• [What is required]:
Without altering anything, repeat each of the records.

[Dataset items]
-------------------------

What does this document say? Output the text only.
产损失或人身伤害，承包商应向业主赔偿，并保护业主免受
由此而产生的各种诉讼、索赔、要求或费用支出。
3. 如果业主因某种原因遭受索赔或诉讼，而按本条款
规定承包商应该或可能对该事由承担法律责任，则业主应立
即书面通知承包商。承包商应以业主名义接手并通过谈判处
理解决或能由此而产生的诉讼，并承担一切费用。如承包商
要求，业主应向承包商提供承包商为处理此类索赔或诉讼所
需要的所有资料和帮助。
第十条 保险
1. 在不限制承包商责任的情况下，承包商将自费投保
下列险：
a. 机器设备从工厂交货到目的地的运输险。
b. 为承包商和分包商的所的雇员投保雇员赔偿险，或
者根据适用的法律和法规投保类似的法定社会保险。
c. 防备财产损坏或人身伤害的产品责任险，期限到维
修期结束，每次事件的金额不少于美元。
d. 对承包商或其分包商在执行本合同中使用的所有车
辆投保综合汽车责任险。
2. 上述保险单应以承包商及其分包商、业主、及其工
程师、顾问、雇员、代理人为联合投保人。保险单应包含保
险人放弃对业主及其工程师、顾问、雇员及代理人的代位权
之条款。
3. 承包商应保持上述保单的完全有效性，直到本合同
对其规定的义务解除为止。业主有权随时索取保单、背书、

-------------------------

• [Complete output]:
What does this document say? Output the text only.
产损失或人身伤害，承包商应向业主赔偿，并保护业主免受
由此而产生的各种诉讼、索赔、要求或费用支出。
3. 如果业主因某种原因遭受索赔或诉讼，而按本条款
规定承包商应该或可能对该事由承担法律责任，则业主应立
即书面通知承包商。承包商应以业主名义接手并通过谈判处
理解决或能由此而产生的诉讼，并承担一切费用。如承包商
要求，业主应向承包商提供承包商为处理此类索赔或诉讼所
需要的所有资料和帮助。
第十条 保险
1. 在不限制承包商责任的情况下，承包商将自费投保
下列险：
a. 机器设备从工厂交货到目的地的运输险。
b. 为承包商和分包商的所的雇员投保雇员赔偿险，或
者根据适用的法律和法规投保类似的法定社会保险。
c. 防备财产损坏或人身伤害的产品责任险，期限到维
修期结束，每次事件的金额不少于美元。
d. 对承包商或其分包商在执行本合同中使用的所有车
辆投保综合汽车责任险。
2. 上述保险单应以承包商及其分包商、业主、及其工
程师、顾问、雇员、代理人为联合投保人。保险单应包含保
险人放弃对业主及其工程师、顾问、雇员及代理人的代位权
之条款。
3. 承包商应保持上述保单的完全有效性，直到本合同
对其规定的义务解除为止。业主有权随时索取保单、背书、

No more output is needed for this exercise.